Directions | Pick out every line of the entries below where "Correlation" occurs, and copy those lines.

Source data |
.....
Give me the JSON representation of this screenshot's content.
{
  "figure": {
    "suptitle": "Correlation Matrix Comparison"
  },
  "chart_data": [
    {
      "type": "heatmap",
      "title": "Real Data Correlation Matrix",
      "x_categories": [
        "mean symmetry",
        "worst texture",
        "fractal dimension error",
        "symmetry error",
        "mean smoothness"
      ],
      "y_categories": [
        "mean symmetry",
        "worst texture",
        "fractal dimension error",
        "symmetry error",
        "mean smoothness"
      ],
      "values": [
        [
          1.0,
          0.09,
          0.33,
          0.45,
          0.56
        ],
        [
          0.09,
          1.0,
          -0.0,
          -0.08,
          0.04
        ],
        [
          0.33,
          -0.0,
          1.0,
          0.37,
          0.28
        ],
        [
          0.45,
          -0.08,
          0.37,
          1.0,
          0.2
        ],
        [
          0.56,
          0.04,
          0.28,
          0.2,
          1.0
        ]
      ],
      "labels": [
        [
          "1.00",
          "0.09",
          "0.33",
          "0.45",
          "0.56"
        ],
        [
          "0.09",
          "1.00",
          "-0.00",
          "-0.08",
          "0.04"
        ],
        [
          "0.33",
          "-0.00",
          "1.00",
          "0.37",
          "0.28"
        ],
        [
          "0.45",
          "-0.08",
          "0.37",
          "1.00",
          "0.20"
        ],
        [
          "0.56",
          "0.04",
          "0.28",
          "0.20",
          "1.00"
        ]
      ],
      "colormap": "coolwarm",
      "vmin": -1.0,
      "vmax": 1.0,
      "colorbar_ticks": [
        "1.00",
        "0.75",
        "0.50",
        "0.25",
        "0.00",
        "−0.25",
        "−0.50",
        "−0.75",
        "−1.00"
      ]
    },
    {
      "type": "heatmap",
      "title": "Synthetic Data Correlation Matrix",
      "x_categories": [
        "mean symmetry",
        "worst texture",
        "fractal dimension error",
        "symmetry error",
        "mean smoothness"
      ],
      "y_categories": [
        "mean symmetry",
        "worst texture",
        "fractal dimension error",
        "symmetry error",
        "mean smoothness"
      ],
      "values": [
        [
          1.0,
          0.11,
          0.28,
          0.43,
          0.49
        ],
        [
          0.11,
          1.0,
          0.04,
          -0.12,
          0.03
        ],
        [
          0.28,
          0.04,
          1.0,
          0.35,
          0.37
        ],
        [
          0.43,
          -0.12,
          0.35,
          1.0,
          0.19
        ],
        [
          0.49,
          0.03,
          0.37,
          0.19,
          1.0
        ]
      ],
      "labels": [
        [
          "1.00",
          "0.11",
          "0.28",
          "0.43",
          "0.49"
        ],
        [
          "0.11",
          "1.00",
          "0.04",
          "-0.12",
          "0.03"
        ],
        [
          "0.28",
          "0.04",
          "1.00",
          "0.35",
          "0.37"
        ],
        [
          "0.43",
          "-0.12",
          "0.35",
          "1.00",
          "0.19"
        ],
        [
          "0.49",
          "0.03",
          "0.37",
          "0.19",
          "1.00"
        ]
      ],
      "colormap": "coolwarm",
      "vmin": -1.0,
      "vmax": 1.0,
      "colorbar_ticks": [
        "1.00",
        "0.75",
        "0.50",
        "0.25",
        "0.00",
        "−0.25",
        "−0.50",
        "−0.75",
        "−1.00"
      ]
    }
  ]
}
.....
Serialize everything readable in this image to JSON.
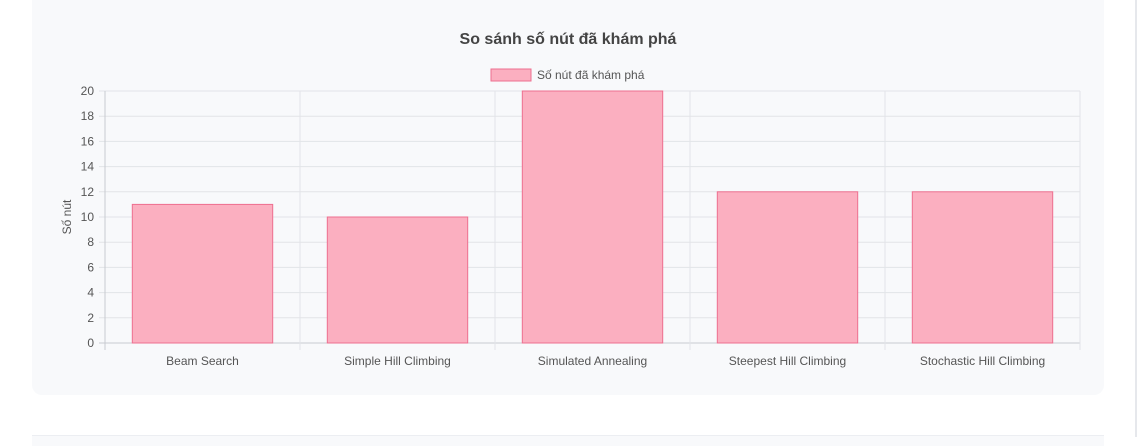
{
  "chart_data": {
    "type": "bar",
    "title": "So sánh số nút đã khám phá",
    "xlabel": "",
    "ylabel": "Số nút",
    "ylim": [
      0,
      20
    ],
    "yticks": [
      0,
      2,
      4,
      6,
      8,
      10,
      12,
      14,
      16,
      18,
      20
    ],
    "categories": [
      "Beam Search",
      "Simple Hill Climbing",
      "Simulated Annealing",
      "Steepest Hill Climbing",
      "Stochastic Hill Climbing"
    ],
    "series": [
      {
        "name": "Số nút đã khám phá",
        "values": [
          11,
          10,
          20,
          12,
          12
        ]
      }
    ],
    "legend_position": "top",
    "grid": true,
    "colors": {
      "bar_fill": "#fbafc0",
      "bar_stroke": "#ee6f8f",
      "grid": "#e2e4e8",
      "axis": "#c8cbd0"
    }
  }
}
.....
Result |
    "suptitle": "Correlation Matrix Comparison"
      "title": "Real Data Correlation Matrix",
      "title": "Synthetic Data Correlation Matrix",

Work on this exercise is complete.